GOAL OF THE EXERCISE: Update the records from the first line up to and including the line with "address-name: Falls High" by changing "Site Coordinator" to "Program Coordinator" and leaving everything else as it is. Return only those lines.

EXERCISE INPUT:
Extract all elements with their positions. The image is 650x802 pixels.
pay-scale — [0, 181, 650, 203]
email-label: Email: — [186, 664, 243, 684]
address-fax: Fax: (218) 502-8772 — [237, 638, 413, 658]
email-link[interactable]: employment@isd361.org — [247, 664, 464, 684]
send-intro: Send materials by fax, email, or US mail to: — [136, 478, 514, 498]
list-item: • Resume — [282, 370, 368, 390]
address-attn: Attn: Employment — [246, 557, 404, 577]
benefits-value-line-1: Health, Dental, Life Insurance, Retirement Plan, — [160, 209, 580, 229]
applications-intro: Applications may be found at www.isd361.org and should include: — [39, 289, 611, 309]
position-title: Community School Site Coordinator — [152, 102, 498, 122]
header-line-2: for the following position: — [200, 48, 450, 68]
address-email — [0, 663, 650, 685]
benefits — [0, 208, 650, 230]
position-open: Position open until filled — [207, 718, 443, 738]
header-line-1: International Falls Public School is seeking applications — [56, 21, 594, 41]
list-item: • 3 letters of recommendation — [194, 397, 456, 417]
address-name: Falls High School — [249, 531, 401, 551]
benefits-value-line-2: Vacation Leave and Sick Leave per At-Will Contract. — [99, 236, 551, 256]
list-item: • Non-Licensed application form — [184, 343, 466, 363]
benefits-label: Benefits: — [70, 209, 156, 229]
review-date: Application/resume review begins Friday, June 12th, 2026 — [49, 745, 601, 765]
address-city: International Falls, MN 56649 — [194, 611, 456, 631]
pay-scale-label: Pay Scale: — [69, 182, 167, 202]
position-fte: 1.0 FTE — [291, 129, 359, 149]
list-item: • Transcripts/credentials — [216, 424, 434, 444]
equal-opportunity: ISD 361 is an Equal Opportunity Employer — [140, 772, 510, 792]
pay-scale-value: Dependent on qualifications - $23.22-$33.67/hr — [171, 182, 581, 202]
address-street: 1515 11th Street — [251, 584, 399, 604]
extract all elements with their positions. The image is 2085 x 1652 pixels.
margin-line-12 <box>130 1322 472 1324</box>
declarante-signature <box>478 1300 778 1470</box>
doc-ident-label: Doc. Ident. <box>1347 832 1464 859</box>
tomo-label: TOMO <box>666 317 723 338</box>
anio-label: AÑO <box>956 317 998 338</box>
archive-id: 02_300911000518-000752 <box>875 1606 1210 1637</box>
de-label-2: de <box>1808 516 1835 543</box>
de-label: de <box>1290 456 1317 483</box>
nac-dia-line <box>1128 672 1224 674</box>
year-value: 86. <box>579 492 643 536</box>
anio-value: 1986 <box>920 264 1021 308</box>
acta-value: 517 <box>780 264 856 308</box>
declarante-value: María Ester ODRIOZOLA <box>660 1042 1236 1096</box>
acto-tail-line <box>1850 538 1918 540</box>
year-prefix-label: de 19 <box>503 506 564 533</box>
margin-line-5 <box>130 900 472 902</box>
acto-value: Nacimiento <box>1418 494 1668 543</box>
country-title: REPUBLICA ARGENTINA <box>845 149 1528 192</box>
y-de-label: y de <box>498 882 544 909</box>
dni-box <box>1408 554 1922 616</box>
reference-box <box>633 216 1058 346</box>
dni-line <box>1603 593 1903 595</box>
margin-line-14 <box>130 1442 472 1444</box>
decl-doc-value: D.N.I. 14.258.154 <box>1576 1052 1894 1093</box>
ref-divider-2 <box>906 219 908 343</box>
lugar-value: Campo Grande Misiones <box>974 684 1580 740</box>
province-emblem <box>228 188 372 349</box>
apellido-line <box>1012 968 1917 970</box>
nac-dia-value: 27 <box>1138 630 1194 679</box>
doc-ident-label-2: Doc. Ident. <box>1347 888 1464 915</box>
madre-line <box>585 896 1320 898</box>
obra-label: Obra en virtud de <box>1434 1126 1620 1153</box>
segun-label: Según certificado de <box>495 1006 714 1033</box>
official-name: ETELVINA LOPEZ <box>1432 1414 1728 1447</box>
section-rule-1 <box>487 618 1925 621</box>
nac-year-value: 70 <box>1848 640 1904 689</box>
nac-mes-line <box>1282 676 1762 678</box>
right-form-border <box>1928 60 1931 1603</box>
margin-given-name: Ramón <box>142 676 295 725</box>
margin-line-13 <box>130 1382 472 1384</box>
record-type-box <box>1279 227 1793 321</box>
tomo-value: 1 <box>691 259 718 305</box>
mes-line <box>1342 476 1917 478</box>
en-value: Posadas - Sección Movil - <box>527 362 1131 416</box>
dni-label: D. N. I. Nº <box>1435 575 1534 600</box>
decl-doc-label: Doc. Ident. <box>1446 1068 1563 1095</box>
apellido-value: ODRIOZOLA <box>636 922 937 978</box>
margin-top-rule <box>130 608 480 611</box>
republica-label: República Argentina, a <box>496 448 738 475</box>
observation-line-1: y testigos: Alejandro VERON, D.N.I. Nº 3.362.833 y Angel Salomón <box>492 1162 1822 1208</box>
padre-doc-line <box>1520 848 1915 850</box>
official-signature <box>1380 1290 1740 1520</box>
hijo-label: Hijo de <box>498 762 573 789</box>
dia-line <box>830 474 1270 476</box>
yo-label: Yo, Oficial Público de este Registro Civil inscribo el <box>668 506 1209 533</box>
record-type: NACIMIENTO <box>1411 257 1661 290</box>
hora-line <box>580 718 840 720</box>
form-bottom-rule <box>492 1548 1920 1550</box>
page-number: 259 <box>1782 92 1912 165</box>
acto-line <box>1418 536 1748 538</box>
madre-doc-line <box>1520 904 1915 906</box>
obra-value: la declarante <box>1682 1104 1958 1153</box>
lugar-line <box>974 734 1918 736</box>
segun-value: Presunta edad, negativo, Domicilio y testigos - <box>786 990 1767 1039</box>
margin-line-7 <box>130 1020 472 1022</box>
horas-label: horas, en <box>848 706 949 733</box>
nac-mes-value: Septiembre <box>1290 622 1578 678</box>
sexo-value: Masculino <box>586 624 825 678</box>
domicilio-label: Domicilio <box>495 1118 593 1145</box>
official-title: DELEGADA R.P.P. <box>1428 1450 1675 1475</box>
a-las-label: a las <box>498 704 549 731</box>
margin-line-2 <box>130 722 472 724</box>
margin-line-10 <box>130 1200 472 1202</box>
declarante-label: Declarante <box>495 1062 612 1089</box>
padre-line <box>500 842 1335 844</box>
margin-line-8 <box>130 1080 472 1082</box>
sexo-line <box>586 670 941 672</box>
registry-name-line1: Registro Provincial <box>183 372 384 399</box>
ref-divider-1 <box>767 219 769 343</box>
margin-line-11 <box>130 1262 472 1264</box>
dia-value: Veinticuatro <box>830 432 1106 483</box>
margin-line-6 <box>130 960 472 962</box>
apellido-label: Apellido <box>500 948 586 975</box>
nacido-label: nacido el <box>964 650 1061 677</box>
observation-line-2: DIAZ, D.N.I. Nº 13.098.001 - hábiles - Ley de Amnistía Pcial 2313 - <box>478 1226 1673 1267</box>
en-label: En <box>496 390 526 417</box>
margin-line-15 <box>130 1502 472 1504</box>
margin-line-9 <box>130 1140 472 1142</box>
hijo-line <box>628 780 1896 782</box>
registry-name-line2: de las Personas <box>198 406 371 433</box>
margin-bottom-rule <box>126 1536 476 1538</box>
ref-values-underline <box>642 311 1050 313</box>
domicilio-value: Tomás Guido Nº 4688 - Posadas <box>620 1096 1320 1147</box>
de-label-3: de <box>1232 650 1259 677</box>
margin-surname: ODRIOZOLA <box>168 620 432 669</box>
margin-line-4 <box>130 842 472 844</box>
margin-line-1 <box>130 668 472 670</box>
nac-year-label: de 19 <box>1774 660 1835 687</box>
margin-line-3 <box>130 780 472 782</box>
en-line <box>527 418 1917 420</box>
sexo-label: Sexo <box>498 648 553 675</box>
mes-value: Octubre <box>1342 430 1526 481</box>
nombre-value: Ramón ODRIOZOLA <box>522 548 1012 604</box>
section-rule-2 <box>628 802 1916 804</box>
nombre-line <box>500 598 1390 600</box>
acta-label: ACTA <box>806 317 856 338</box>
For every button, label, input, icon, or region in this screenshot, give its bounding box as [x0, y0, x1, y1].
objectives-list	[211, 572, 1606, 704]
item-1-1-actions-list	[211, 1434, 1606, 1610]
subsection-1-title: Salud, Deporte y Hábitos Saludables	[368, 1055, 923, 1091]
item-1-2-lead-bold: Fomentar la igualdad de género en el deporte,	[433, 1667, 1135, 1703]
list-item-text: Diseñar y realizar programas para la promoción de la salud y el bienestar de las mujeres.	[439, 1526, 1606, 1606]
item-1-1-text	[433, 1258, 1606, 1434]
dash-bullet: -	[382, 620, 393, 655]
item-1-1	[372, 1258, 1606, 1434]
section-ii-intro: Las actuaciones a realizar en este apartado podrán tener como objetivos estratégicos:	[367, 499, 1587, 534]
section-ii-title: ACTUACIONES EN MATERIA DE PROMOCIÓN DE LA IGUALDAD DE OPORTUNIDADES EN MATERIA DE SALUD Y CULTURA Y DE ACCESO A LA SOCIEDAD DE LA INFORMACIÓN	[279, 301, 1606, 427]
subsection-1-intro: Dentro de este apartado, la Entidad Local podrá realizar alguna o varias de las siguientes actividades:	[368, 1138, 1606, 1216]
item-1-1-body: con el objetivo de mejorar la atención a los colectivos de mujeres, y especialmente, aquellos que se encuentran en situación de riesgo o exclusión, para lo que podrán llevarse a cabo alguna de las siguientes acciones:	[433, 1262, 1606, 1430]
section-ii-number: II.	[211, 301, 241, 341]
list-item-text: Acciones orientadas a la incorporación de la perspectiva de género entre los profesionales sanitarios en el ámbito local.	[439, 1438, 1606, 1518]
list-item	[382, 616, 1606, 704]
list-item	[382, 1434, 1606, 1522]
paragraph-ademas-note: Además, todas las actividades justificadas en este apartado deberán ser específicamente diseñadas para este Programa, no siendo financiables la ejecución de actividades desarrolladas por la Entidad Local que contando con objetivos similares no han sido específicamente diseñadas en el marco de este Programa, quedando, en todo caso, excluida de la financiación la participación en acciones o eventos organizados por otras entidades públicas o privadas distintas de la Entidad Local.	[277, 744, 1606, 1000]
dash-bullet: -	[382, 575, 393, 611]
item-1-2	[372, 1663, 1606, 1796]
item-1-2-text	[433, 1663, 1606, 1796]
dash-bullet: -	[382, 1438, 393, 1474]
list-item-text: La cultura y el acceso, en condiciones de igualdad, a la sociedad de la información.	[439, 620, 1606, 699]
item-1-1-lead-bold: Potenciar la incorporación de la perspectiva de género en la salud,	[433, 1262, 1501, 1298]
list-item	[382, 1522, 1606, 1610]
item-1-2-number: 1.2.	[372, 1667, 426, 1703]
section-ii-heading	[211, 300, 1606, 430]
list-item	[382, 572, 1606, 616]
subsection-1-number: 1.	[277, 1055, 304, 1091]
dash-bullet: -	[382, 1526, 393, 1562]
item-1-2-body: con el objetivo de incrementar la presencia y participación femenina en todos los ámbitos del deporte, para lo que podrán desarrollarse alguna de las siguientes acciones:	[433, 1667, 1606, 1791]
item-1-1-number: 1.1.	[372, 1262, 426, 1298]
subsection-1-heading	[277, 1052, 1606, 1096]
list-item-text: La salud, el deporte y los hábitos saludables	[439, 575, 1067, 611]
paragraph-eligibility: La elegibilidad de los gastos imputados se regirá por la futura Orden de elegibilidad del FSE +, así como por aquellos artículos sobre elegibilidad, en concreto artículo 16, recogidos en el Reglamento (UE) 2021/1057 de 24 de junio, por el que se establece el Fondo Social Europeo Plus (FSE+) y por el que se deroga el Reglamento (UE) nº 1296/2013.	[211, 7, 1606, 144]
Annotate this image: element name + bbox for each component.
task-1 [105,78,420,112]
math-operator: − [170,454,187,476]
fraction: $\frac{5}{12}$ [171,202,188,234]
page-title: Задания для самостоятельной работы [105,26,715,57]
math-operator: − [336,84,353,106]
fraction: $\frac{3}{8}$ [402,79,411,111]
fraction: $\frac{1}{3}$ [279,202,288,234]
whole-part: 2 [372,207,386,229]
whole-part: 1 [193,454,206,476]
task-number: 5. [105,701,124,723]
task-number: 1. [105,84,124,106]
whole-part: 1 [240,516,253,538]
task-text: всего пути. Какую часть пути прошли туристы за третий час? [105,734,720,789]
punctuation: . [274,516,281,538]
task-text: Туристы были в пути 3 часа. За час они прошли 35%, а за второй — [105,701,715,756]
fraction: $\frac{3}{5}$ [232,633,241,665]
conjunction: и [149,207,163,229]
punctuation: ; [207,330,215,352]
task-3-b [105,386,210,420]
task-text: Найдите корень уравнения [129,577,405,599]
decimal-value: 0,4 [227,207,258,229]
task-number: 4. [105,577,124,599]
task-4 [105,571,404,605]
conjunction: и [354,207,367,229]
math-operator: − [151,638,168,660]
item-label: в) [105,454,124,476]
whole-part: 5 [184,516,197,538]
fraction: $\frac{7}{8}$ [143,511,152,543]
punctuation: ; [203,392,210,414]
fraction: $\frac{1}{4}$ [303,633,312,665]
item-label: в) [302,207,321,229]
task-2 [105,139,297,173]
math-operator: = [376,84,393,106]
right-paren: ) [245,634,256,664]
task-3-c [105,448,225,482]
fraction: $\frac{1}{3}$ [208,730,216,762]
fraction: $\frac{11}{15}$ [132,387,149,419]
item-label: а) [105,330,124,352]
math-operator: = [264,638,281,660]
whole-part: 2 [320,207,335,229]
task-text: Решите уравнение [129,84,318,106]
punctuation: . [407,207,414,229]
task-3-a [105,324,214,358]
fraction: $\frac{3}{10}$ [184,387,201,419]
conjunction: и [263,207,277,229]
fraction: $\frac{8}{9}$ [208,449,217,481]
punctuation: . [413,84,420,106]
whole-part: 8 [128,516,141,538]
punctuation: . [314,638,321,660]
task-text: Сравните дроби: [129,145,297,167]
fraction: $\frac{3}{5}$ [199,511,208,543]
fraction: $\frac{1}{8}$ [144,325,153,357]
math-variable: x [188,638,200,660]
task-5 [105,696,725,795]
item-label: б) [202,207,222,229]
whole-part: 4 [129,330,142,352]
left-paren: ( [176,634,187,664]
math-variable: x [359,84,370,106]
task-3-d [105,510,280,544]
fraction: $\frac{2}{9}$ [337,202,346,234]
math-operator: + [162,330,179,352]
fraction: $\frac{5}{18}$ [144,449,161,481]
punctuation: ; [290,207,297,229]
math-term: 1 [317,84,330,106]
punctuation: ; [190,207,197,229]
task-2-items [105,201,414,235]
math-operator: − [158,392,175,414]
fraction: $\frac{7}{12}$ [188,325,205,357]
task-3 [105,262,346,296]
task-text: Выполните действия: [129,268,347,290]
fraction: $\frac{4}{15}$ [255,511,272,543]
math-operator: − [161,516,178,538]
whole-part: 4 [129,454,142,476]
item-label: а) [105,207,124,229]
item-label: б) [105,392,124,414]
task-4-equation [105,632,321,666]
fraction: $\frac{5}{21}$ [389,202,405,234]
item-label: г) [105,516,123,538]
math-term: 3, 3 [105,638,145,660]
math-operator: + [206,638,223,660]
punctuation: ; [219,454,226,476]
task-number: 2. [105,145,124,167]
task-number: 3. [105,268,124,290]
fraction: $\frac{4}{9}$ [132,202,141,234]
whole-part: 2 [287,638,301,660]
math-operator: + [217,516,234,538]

THE OUTPUT:
Extract all elements with their positions. The image is 650x802 pixels.
pay-scale — [0, 181, 650, 203]
email-label: Email: — [186, 664, 243, 684]
address-fax: Fax: (218) 502-8772 — [237, 638, 413, 658]
email-link[interactable]: employment@isd361.org — [247, 664, 464, 684]
send-intro: Send materials by fax, email, or US mail to: — [136, 478, 514, 498]
list-item: • Resume — [282, 370, 368, 390]
address-attn: Attn: Employment — [246, 557, 404, 577]
benefits-value-line-1: Health, Dental, Life Insurance, Retirement Plan, — [160, 209, 580, 229]
applications-intro: Applications may be found at www.isd361.org and should include: — [39, 289, 611, 309]
position-title: Community School Program Coordinator — [152, 102, 498, 122]
header-line-2: for the following position: — [200, 48, 450, 68]
address-email — [0, 663, 650, 685]
benefits — [0, 208, 650, 230]
position-open: Position open until filled — [207, 718, 443, 738]
header-line-1: International Falls Public School is seeking applications — [56, 21, 594, 41]
list-item: • 3 letters of recommendation — [194, 397, 456, 417]
address-name: Falls High School — [249, 531, 401, 551]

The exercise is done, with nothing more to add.